From the records, pick out and copy each line containing "view".

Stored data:
---

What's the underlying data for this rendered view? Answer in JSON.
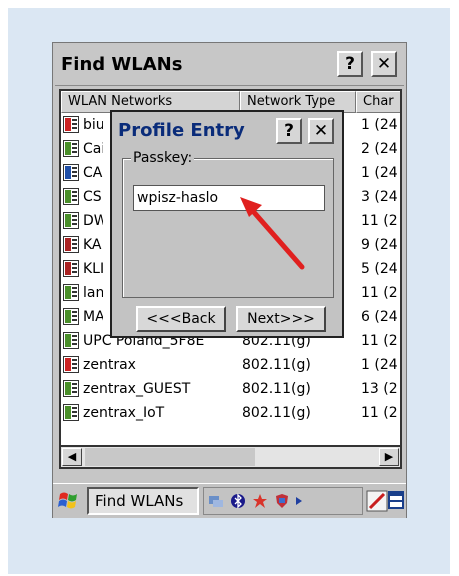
{
  "window": {
    "title": "Find WLANs",
    "help_label": "?",
    "close_label": "✕"
  },
  "table": {
    "headers": [
      "WLAN Networks",
      "Network Type",
      "Channel"
    ],
    "header_display": [
      "WLAN Networks",
      "Network Type",
      "Char"
    ],
    "rows": [
      {
        "name": "biur",
        "type": "",
        "channel": "1 (24",
        "icon": "secured-network-icon",
        "icon_color": "#cc2222"
      },
      {
        "name": "Cai",
        "type": "",
        "channel": "2 (24",
        "icon": "network-icon",
        "icon_color": "#4a8f2a"
      },
      {
        "name": "CA",
        "type": "",
        "channel": "1 (24",
        "icon": "network-icon",
        "icon_color": "#1f4fa8"
      },
      {
        "name": "CS",
        "type": "",
        "channel": "3 (24",
        "icon": "network-icon",
        "icon_color": "#4a8f2a"
      },
      {
        "name": "DW",
        "type": "",
        "channel": "11 (2",
        "icon": "network-icon",
        "icon_color": "#4a8f2a"
      },
      {
        "name": "KA",
        "type": "",
        "channel": "9 (24",
        "icon": "network-icon",
        "icon_color": "#aa2222"
      },
      {
        "name": "KLI",
        "type": "",
        "channel": "5 (24",
        "icon": "network-icon",
        "icon_color": "#aa2222"
      },
      {
        "name": "lan",
        "type": "",
        "channel": "11 (2",
        "icon": "network-icon",
        "icon_color": "#4a8f2a"
      },
      {
        "name": "MA",
        "type": "",
        "channel": "6 (24",
        "icon": "network-icon",
        "icon_color": "#4a8f2a"
      },
      {
        "name": "UPC Poland_5F8E",
        "type": "802.11(g)",
        "channel": "11 (2",
        "icon": "network-icon",
        "icon_color": "#4a8f2a"
      },
      {
        "name": "zentrax",
        "type": "802.11(g)",
        "channel": "1 (24",
        "icon": "secured-network-icon",
        "icon_color": "#cc2222"
      },
      {
        "name": "zentrax_GUEST",
        "type": "802.11(g)",
        "channel": "13 (2",
        "icon": "network-icon",
        "icon_color": "#4a8f2a"
      },
      {
        "name": "zentrax_IoT",
        "type": "802.11(g)",
        "channel": "11 (2",
        "icon": "network-icon",
        "icon_color": "#4a8f2a"
      }
    ]
  },
  "dialog": {
    "title": "Profile Entry",
    "help_label": "?",
    "close_label": "✕",
    "group_label": "Passkey:",
    "passkey_value": "wpisz-haslo",
    "back_label": "<<<Back",
    "next_label": "Next>>>"
  },
  "taskbar": {
    "task_label": "Find WLANs",
    "tray_icons": [
      "network-icon",
      "bluetooth-icon",
      "star-icon",
      "shield-icon",
      "arrow-icon",
      "pen-icon",
      "window-icon"
    ]
  },
  "colors": {
    "annotation_arrow": "#e0201f",
    "panel_background": "#dbe7f3",
    "dialog_title": "#0a2c7a"
  }
}
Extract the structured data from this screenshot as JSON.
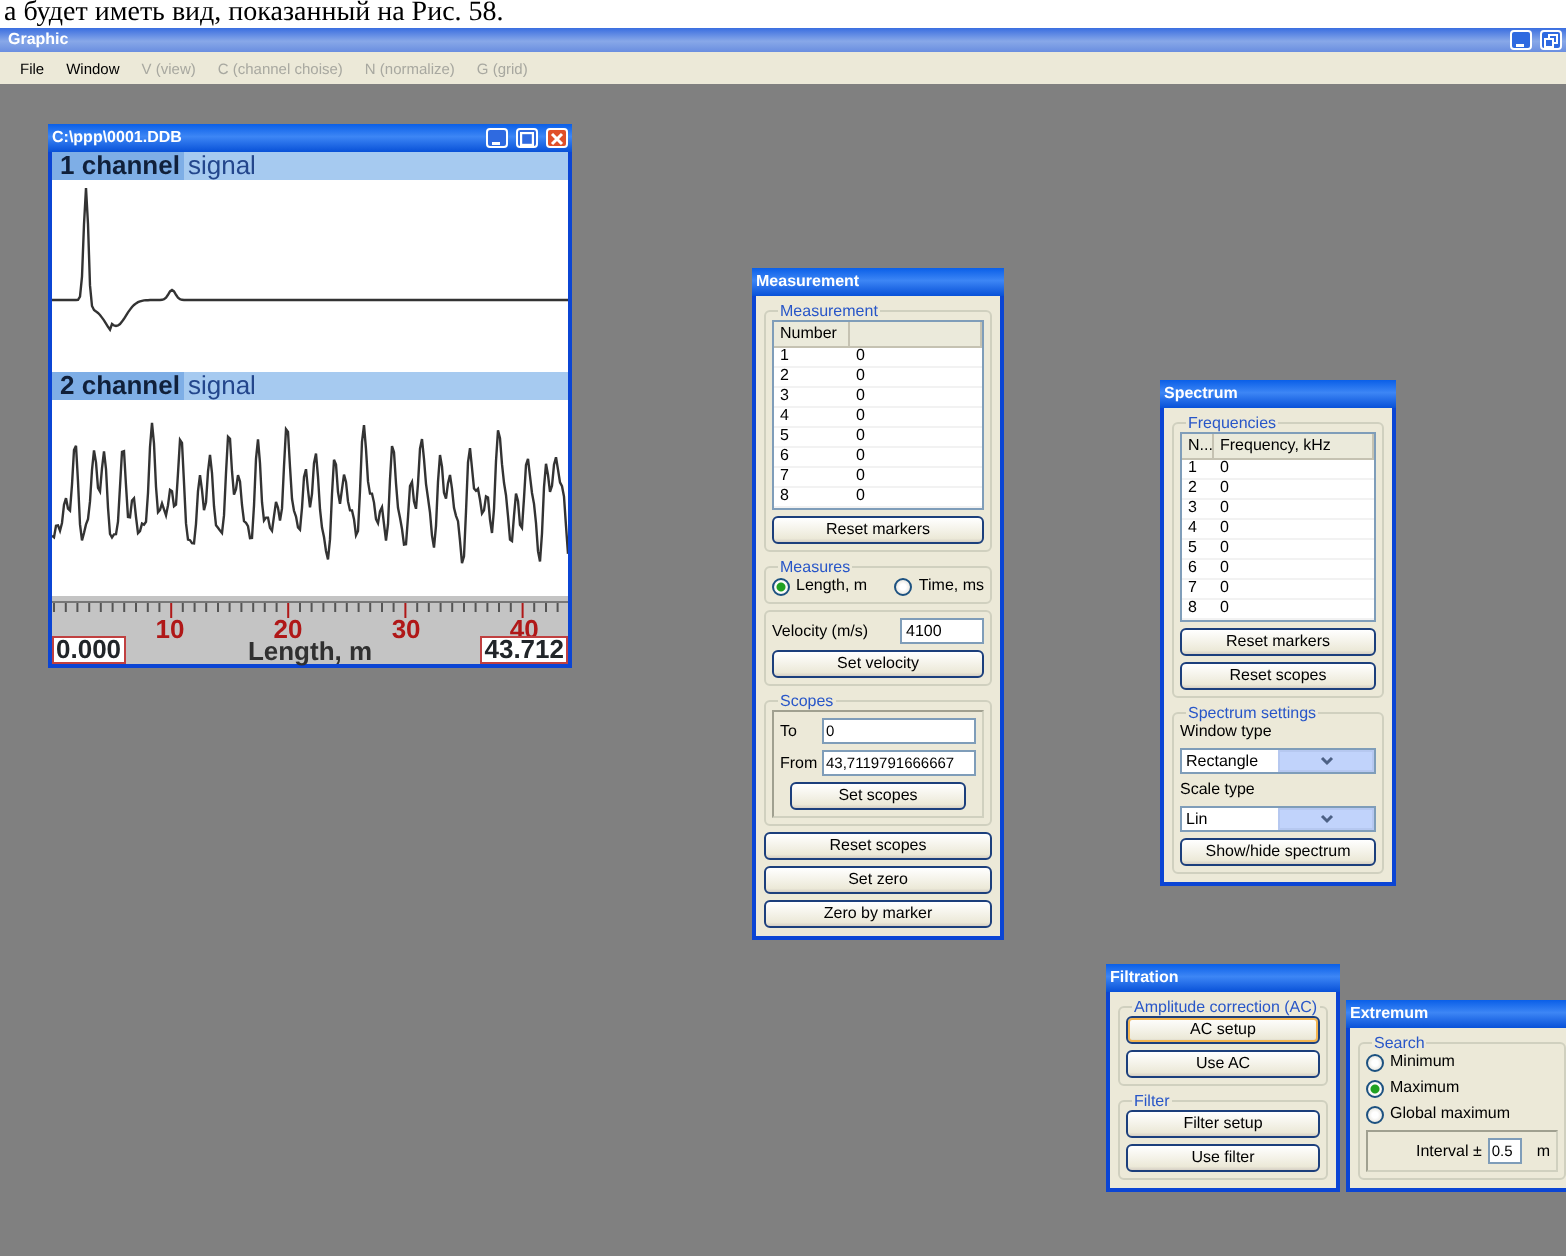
{
  "document_text": "а будет иметь вид, показанный на Рис. 58.",
  "app": {
    "title": "Graphic",
    "menu": [
      {
        "label": "File",
        "disabled": false
      },
      {
        "label": "Window",
        "disabled": false
      },
      {
        "label": "V (view)",
        "disabled": true
      },
      {
        "label": "C (channel choise)",
        "disabled": true
      },
      {
        "label": "N (normalize)",
        "disabled": true
      },
      {
        "label": "G (grid)",
        "disabled": true
      }
    ]
  },
  "signal_window": {
    "title": "C:\\ppp\\0001.DDB",
    "channels": [
      {
        "name": "1 channel",
        "label": "signal",
        "kind": "pulse"
      },
      {
        "name": "2 channel",
        "label": "signal",
        "kind": "noise"
      }
    ],
    "ruler": {
      "ticks": [
        "10",
        "20",
        "30",
        "40"
      ],
      "start": "0.000",
      "label": "Length, m",
      "end": "43.712"
    }
  },
  "measurement": {
    "title": "Measurement",
    "group": "Measurement",
    "column": "Number",
    "rows": [
      {
        "number": "1",
        "value": "0"
      },
      {
        "number": "2",
        "value": "0"
      },
      {
        "number": "3",
        "value": "0"
      },
      {
        "number": "4",
        "value": "0"
      },
      {
        "number": "5",
        "value": "0"
      },
      {
        "number": "6",
        "value": "0"
      },
      {
        "number": "7",
        "value": "0"
      },
      {
        "number": "8",
        "value": "0"
      }
    ],
    "reset_button": "Reset markers",
    "measures": {
      "title": "Measures",
      "options": [
        {
          "label": "Length, m",
          "selected": true
        },
        {
          "label": "Time, ms",
          "selected": false
        }
      ]
    },
    "velocity": {
      "label": "Velocity (m/s)",
      "value": "4100",
      "button": "Set velocity"
    },
    "scopes": {
      "title": "Scopes",
      "fields": [
        {
          "label": "To",
          "value": "0"
        },
        {
          "label": "From",
          "value": "43,7119791666667"
        }
      ],
      "button": "Set scopes"
    },
    "buttons": [
      "Reset scopes",
      "Set zero",
      "Zero by marker"
    ]
  },
  "spectrum": {
    "title": "Spectrum",
    "group": "Frequencies",
    "columns": [
      "N...",
      "Frequency, kHz"
    ],
    "rows": [
      {
        "number": "1",
        "value": "0"
      },
      {
        "number": "2",
        "value": "0"
      },
      {
        "number": "3",
        "value": "0"
      },
      {
        "number": "4",
        "value": "0"
      },
      {
        "number": "5",
        "value": "0"
      },
      {
        "number": "6",
        "value": "0"
      },
      {
        "number": "7",
        "value": "0"
      },
      {
        "number": "8",
        "value": "0"
      }
    ],
    "buttons": [
      "Reset markers",
      "Reset scopes"
    ],
    "settings": {
      "title": "Spectrum settings",
      "selects": [
        {
          "label": "Window type",
          "value": "Rectangle"
        },
        {
          "label": "Scale type",
          "value": "Lin"
        }
      ],
      "button": "Show/hide spectrum"
    }
  },
  "filtration": {
    "title": "Filtration",
    "groups": [
      {
        "title": "Amplitude correction (AC)",
        "buttons": [
          {
            "label": "AC setup",
            "focused": true
          },
          {
            "label": "Use AC",
            "focused": false
          }
        ]
      },
      {
        "title": "Filter",
        "buttons": [
          {
            "label": "Filter setup",
            "focused": false
          },
          {
            "label": "Use filter",
            "focused": false
          }
        ]
      }
    ]
  },
  "extremum": {
    "title": "Extremum",
    "search": {
      "title": "Search",
      "options": [
        {
          "label": "Minimum",
          "selected": false
        },
        {
          "label": "Maximum",
          "selected": true
        },
        {
          "label": "Global maximum",
          "selected": false
        }
      ]
    },
    "interval": {
      "label": "Interval ±",
      "value": "0.5",
      "unit": "m"
    }
  }
}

---

*Solved exercise*:
What's the underlying data for this rendered view? Answer in JSON.
        "label": "V (view)",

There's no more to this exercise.